**DATASET**

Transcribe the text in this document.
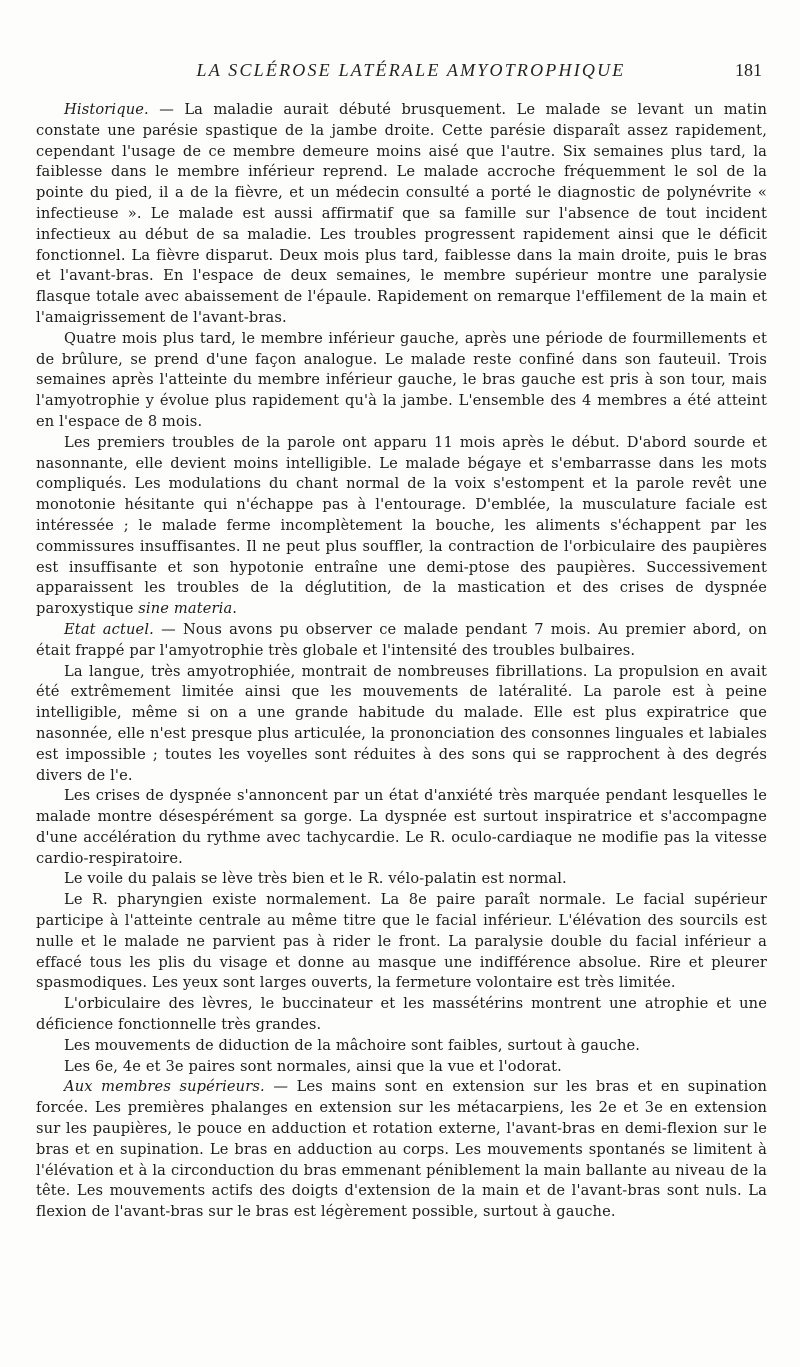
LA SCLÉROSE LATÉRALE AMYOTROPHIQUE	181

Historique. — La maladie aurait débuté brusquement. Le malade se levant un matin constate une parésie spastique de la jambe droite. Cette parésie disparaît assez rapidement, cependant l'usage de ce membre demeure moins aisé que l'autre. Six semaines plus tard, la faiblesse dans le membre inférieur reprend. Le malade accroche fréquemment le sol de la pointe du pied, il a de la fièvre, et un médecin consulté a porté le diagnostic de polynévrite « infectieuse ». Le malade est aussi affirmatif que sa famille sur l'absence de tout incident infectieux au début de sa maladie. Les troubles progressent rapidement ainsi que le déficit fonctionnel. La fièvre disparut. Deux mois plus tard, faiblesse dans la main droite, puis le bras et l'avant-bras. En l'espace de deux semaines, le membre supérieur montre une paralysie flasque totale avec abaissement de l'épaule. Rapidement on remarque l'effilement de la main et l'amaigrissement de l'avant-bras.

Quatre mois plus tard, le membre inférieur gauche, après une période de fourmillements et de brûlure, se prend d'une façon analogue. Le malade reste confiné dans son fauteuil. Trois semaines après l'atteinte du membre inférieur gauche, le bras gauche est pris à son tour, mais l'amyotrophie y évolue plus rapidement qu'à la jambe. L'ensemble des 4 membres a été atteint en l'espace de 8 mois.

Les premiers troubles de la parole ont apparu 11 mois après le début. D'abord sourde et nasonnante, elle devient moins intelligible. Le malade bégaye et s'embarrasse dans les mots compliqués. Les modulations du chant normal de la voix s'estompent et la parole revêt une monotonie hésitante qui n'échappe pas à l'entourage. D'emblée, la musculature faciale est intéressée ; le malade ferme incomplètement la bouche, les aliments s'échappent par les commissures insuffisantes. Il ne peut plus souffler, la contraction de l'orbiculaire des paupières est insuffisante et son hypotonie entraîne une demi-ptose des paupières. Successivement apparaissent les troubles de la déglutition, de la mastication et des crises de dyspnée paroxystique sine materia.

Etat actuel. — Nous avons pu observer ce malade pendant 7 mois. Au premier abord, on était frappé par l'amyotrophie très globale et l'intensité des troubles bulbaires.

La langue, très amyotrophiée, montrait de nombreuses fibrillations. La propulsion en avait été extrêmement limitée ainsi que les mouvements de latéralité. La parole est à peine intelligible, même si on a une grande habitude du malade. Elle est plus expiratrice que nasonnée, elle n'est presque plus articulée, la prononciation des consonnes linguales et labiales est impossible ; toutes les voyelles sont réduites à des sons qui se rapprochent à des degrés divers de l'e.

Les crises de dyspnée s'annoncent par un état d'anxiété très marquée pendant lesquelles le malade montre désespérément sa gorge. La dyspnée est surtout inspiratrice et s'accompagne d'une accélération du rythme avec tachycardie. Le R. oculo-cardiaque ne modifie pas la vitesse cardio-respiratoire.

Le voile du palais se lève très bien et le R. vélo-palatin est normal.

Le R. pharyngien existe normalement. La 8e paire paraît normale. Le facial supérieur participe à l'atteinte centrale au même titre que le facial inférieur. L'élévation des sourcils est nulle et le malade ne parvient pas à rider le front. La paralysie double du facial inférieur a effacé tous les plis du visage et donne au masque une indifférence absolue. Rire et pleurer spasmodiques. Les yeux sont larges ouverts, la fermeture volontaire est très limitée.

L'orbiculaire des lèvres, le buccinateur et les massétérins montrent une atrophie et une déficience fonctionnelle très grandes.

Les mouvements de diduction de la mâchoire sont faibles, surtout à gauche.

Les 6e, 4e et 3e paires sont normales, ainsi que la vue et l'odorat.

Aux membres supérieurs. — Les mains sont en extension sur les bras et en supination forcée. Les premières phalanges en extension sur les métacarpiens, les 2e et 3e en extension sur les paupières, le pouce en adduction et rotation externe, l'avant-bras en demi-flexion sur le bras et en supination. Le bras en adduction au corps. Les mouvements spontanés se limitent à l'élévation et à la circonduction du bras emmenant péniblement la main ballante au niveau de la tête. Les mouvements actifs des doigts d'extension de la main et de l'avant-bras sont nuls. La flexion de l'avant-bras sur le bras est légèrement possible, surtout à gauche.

==

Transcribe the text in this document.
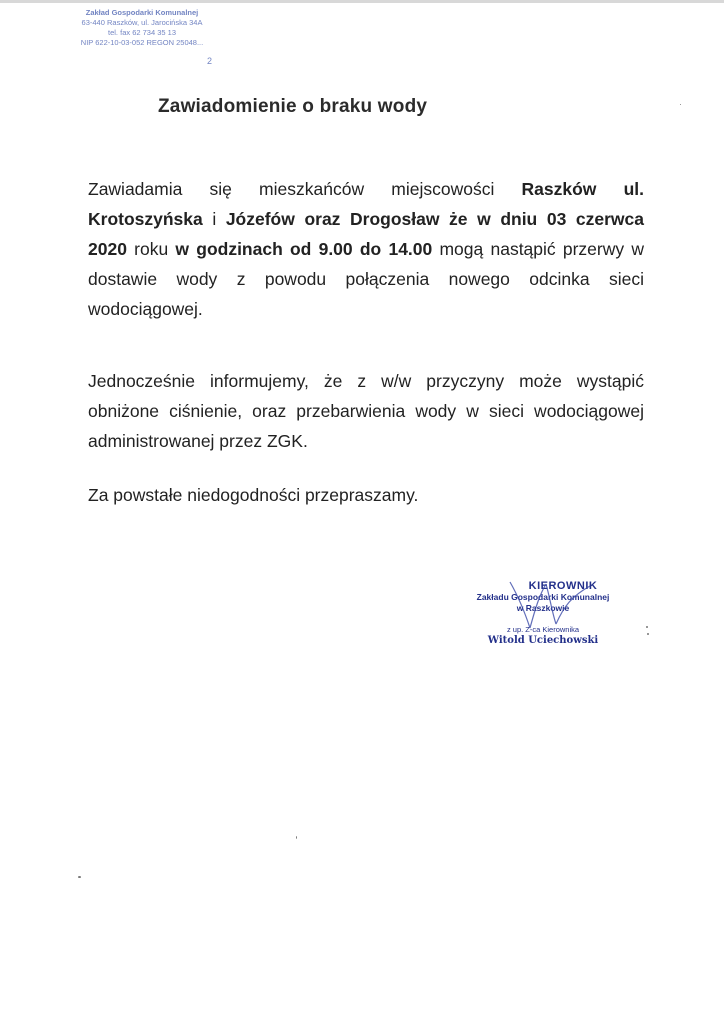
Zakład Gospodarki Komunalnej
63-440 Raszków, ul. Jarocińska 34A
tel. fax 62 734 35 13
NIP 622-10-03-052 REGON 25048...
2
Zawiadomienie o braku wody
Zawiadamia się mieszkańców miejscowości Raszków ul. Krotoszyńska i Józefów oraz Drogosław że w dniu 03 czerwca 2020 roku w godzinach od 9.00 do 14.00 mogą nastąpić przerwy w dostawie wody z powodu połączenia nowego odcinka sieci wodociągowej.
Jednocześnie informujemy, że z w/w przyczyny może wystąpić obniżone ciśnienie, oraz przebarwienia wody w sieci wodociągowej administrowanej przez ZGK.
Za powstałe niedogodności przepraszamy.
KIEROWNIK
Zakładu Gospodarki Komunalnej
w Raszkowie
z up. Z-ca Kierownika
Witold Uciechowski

==

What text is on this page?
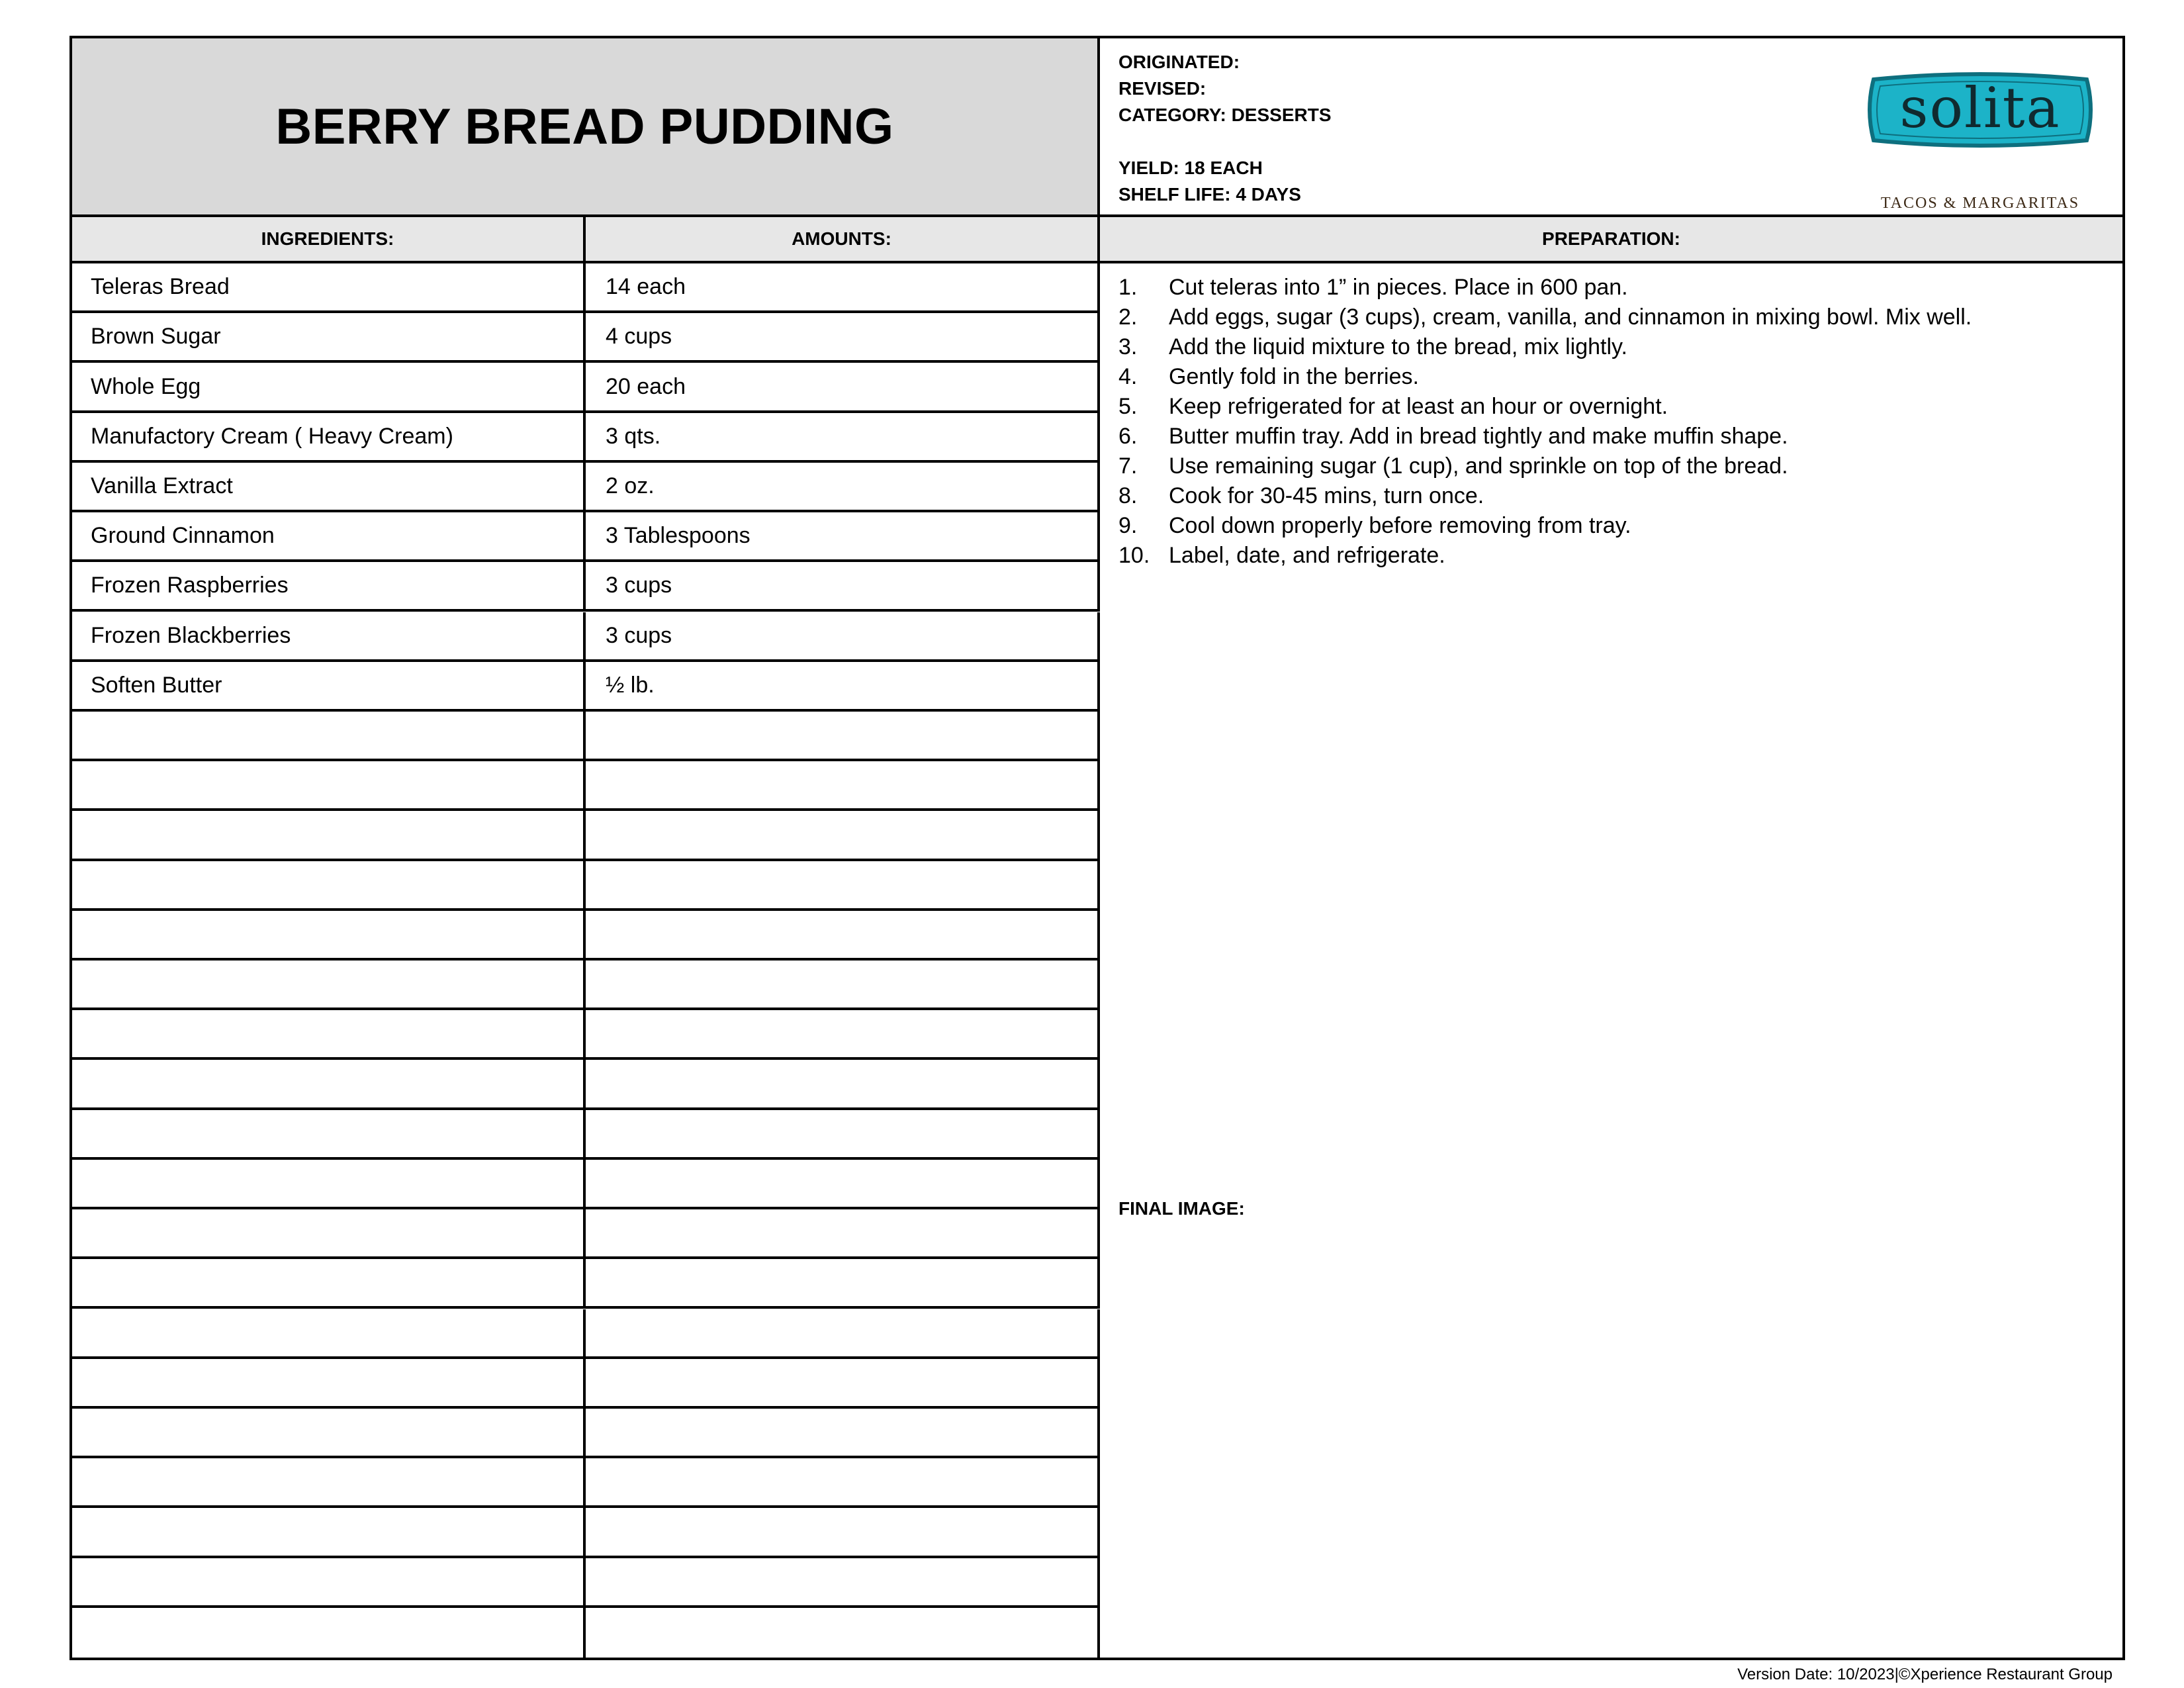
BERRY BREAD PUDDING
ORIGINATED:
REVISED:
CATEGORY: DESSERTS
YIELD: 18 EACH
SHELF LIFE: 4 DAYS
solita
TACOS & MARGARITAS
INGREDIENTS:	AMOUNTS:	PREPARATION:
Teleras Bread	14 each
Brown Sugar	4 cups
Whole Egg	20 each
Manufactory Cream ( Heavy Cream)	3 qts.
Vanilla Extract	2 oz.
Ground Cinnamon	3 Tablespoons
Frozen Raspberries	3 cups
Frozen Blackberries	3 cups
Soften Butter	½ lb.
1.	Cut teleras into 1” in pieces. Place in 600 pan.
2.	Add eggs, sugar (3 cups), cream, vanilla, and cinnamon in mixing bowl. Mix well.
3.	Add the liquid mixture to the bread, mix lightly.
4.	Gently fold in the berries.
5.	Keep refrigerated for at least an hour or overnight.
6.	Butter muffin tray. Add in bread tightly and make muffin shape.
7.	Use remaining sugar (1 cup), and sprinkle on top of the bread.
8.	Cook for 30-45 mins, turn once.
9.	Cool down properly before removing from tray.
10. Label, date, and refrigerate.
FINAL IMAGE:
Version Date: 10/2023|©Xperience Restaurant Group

**AIM OF THE TASK**
Go over the data above and copy every line that has the word "abord" in it.

**OUTPUT OF THE TASK**
Les premiers troubles de la parole ont apparu 11 mois après le début. D'abord sourde et nasonnante, elle devient moins intelligible. Le malade bégaye et s'embarrasse dans les mots compliqués. Les modulations du chant normal de la voix s'estompent et la parole revêt une monotonie hésitante qui n'échappe pas à l'entourage. D'emblée, la musculature faciale est intéressée ; le malade ferme incomplètement la bouche, les aliments s'échappent par les commissures insuffisantes. Il ne peut plus souffler, la contraction de l'orbiculaire des paupières est insuffisante et son hypotonie entraîne une demi-ptose des paupières. Successivement apparaissent les troubles de la déglutition, de la mastication et des crises de dyspnée paroxystique sine materia.
Etat actuel. — Nous avons pu observer ce malade pendant 7 mois. Au premier abord, on était frappé par l'amyotrophie très globale et l'intensité des troubles bulbaires.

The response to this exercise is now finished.